* [REQUEST]
Output all records precisely as written.

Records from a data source
..........
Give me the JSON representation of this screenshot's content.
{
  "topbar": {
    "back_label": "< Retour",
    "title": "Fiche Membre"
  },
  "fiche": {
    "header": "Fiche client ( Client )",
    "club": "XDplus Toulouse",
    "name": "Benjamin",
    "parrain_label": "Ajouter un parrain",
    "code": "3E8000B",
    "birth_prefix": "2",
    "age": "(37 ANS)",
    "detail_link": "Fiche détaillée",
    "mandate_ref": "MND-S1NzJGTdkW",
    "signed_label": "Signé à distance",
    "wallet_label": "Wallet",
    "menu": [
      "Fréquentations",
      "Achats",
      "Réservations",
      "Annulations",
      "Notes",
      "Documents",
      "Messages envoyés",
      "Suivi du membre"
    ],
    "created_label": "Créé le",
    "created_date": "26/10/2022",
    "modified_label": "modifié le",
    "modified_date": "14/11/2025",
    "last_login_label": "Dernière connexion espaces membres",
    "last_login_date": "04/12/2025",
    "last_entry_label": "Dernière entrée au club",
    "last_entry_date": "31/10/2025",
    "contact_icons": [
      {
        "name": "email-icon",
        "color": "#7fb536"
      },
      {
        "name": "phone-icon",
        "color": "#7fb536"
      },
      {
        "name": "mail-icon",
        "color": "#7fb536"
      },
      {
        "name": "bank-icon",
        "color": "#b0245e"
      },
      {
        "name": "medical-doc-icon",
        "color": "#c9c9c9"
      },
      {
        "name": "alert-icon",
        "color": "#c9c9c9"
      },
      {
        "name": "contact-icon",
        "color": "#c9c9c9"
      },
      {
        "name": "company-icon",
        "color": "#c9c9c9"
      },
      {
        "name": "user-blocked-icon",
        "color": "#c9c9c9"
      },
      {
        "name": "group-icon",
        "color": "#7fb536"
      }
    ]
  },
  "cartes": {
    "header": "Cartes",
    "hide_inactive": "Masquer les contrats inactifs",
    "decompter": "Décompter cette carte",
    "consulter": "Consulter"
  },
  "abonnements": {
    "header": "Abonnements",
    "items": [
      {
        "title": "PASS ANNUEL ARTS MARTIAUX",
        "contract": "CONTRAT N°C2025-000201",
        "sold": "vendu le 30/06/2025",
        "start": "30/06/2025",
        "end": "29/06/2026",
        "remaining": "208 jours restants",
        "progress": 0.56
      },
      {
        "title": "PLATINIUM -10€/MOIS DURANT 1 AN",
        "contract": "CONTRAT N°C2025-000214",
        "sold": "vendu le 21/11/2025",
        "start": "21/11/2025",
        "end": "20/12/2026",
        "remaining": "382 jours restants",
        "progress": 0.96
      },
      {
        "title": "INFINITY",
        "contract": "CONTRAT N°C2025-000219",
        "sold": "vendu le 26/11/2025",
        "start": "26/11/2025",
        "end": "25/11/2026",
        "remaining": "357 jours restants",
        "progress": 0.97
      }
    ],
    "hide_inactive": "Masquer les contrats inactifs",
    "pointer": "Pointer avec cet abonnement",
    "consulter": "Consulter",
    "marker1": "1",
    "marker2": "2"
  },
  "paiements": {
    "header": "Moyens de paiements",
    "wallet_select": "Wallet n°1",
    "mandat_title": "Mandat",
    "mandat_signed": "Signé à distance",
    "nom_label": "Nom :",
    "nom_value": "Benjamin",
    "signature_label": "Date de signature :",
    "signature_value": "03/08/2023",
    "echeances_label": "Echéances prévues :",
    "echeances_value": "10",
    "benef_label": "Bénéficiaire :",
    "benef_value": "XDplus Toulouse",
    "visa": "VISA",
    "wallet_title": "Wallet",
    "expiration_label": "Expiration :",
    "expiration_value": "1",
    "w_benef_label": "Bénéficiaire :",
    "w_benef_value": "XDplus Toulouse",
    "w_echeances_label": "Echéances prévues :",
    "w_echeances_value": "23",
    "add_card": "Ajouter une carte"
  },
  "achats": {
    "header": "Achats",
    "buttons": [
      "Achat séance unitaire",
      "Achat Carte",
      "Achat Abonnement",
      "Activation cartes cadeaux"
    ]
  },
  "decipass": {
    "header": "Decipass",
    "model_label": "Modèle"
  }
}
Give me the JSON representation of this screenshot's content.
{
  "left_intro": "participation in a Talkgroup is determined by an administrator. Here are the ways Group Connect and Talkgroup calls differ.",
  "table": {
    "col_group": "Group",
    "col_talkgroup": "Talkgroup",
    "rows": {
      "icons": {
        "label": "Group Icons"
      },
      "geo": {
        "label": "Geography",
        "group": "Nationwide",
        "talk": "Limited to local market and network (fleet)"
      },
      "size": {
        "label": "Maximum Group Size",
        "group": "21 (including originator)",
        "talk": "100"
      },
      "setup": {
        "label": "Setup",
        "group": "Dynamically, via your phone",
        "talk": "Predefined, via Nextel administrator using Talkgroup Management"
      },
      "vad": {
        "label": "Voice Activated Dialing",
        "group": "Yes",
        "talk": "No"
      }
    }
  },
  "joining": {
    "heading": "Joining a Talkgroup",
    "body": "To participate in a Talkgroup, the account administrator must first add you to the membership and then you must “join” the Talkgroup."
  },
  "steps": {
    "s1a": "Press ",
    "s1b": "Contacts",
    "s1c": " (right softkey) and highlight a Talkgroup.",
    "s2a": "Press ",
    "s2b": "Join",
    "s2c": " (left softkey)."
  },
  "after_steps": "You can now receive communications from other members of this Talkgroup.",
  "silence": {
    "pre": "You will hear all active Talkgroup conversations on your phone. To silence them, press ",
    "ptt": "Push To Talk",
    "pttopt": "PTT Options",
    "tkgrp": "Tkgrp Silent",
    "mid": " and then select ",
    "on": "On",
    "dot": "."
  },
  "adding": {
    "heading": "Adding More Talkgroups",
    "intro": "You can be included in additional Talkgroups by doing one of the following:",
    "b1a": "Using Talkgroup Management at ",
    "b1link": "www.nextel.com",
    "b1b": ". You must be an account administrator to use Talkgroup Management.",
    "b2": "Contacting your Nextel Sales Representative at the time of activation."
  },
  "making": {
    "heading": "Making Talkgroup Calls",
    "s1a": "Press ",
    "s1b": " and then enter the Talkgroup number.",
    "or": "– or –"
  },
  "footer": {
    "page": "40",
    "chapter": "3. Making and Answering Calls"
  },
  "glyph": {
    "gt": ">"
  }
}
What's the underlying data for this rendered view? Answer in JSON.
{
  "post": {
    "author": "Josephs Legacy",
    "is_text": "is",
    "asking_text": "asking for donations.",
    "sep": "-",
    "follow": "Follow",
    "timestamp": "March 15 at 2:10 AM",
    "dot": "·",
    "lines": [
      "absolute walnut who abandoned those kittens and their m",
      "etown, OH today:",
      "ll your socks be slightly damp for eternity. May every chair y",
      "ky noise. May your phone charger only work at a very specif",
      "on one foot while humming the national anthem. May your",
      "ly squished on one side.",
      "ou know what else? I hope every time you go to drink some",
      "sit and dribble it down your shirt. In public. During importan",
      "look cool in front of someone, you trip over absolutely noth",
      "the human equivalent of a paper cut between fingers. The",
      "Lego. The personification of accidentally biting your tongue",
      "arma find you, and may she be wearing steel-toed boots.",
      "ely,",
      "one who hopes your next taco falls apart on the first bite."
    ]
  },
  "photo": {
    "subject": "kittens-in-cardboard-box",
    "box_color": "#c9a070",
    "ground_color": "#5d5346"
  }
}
..........
* [THE RESPONSE]
Give me the JSON representation of this screenshot's content.
{
  "topbar": {
    "back_label": "< Retour",
    "title": "Fiche Membre"
  },
  "fiche": {
    "header": "Fiche client ( Client )",
    "club": "XDplus Toulouse",
    "name": "Benjamin",
    "parrain_label": "Ajouter un parrain",
    "code": "3E8000B",
    "birth_prefix": "2",
    "age": "(37 ANS)",
    "detail_link": "Fiche détaillée",
    "mandate_ref": "MND-S1NzJGTdkW",
    "signed_label": "Signé à distance",
    "wallet_label": "Wallet",
    "menu": [
      "Fréquentations",
      "Achats",
      "Réservations",
      "Annulations",
      "Notes",
      "Documents",
      "Messages envoyés",
      "Suivi du membre"
    ],
    "created_label": "Créé le",
    "created_date": "26/10/2022",
    "modified_label": "modifié le",
    "modified_date": "14/11/2025",
    "last_login_label": "Dernière connexion espaces membres",
    "last_login_date": "04/12/2025",
    "last_entry_label": "Dernière entrée au club",
    "last_entry_date": "31/10/2025",
    "contact_icons": [
      {
        "name": "email-icon",
        "color": "#7fb536"
      },
      {
        "name": "phone-icon",
        "color": "#7fb536"
      },
      {
        "name": "mail-icon",
        "color": "#7fb536"
      },
      {
        "name": "bank-icon",
        "color": "#b0245e"
      },
      {
        "name": "medical-doc-icon",
        "color": "#c9c9c9"
      },
      {
        "name": "alert-icon",
        "color": "#c9c9c9"
      },
      {
        "name": "contact-icon",
        "color": "#c9c9c9"
      },
      {
        "name": "company-icon",
        "color": "#c9c9c9"
      },
      {
        "name": "user-blocked-icon",
        "color": "#c9c9c9"
      },
      {
        "name": "group-icon",
        "color": "#7fb536"
      }
    ]
  },
  "cartes": {
    "header": "Cartes",
    "hide_inactive": "Masquer les contrats inactifs",
    "decompter": "Décompter cette carte",
    "consulter": "Consulter"
  },
  "abonnements": {
    "header": "Abonnements",
    "items": [
      {
        "title": "PASS ANNUEL ARTS MARTIAUX",
        "contract": "CONTRAT N°C2025-000201",
        "sold": "vendu le 30/06/2025",
        "start": "30/06/2025",
        "end": "29/06/2026",
        "remaining": "208 jours restants",
        "progress": 0.56
      },
      {
        "title": "PLATINIUM -10€/MOIS DURANT 1 AN",
        "contract": "CONTRAT N°C2025-000214",
        "sold": "vendu le 21/11/2025",
        "start": "21/11/2025",
        "end": "20/12/2026",
        "remaining": "382 jours restants",
        "progress": 0.96
      },
      {
        "title": "INFINITY",
        "contract": "CONTRAT N°C2025-000219",
        "sold": "vendu le 26/11/2025",
        "start": "26/11/2025",
        "end": "25/11/2026",
        "remaining": "357 jours restants",
        "progress": 0.97
      }
    ],
    "hide_inactive": "Masquer les contrats inactifs",
    "pointer": "Pointer avec cet abonnement",
    "consulter": "Consulter",
    "marker1": "1",
    "marker2": "2"
  },
  "paiements": {
    "header": "Moyens de paiements",
    "wallet_select": "Wallet n°1",
    "mandat_title": "Mandat",
    "mandat_signed": "Signé à distance",
    "nom_label": "Nom :",
    "nom_value": "Benjamin",
    "signature_label": "Date de signature :",
    "signature_value": "03/08/2023",
    "echeances_label": "Echéances prévues :",
    "echeances_value": "10",
    "benef_label": "Bénéficiaire :",
    "benef_value": "XDplus Toulouse",
    "visa": "VISA",
    "wallet_title": "Wallet",
    "expiration_label": "Expiration :",
    "expiration_value": "1",
    "w_benef_label": "Bénéficiaire :",
    "w_benef_value": "XDplus Toulouse",
    "w_echeances_label": "Echéances prévues :",
    "w_echeances_value": "23",
    "add_card": "Ajouter une carte"
  },
  "achats": {
    "header": "Achats",
    "buttons": [
      "Achat séance unitaire",
      "Achat Carte",
      "Achat Abonnement",
      "Activation cartes cadeaux"
    ]
  },
  "decipass": {
    "header": "Decipass",
    "model_label": "Modèle"
  }
}
Give me the JSON representation of this screenshot's content.
{
  "left_intro": "participation in a Talkgroup is determined by an administrator. Here are the ways Group Connect and Talkgroup calls differ.",
  "table": {
    "col_group": "Group",
    "col_talkgroup": "Talkgroup",
    "rows": {
      "icons": {
        "label": "Group Icons"
      },
      "geo": {
        "label": "Geography",
        "group": "Nationwide",
        "talk": "Limited to local market and network (fleet)"
      },
      "size": {
        "label": "Maximum Group Size",
        "group": "21 (including originator)",
        "talk": "100"
      },
      "setup": {
        "label": "Setup",
        "group": "Dynamically, via your phone",
        "talk": "Predefined, via Nextel administrator using Talkgroup Management"
      },
      "vad": {
        "label": "Voice Activated Dialing",
        "group": "Yes",
        "talk": "No"
      }
    }
  },
  "joining": {
    "heading": "Joining a Talkgroup",
    "body": "To participate in a Talkgroup, the account administrator must first add you to the membership and then you must “join” the Talkgroup."
  },
  "steps": {
    "s1a": "Press ",
    "s1b": "Contacts",
    "s1c": " (right softkey) and highlight a Talkgroup.",
    "s2a": "Press ",
    "s2b": "Join",
    "s2c": " (left softkey)."
  },
  "after_steps": "You can now receive communications from other members of this Talkgroup.",
  "silence": {
    "pre": "You will hear all active Talkgroup conversations on your phone. To silence them, press ",
    "ptt": "Push To Talk",
    "pttopt": "PTT Options",
    "tkgrp": "Tkgrp Silent",
    "mid": " and then select ",
    "on": "On",
    "dot": "."
  },
  "adding": {
    "heading": "Adding More Talkgroups",
    "intro": "You can be included in additional Talkgroups by doing one of the following:",
    "b1a": "Using Talkgroup Management at ",
    "b1link": "www.nextel.com",
    "b1b": ". You must be an account administrator to use Talkgroup Management.",
    "b2": "Contacting your Nextel Sales Representative at the time of activation."
  },
  "making": {
    "heading": "Making Talkgroup Calls",
    "s1a": "Press ",
    "s1b": " and then enter the Talkgroup number.",
    "or": "– or –"
  },
  "footer": {
    "page": "40",
    "chapter": "3. Making and Answering Calls"
  },
  "glyph": {
    "gt": ">"
  }
}
What's the underlying data for this rendered view? Answer in JSON.
{
  "post": {
    "author": "Josephs Legacy",
    "is_text": "is",
    "asking_text": "asking for donations.",
    "sep": "-",
    "follow": "Follow",
    "timestamp": "March 15 at 2:10 AM",
    "dot": "·",
    "lines": [
      "absolute walnut who abandoned those kittens and their m",
      "etown, OH today:",
      "ll your socks be slightly damp for eternity. May every chair y",
      "ky noise. May your phone charger only work at a very specif",
      "on one foot while humming the national anthem. May your",
      "ly squished on one side.",
      "ou know what else? I hope every time you go to drink some",
      "sit and dribble it down your shirt. In public. During importan",
      "look cool in front of someone, you trip over absolutely noth",
      "the human equivalent of a paper cut between fingers. The",
      "Lego. The personification of accidentally biting your tongue",
      "arma find you, and may she be wearing steel-toed boots.",
      "ely,",
      "one who hopes your next taco falls apart on the first bite."
    ]
  },
  "photo": {
    "subject": "kittens-in-cardboard-box",
    "box_color": "#c9a070",
    "ground_color": "#5d5346"
  }
}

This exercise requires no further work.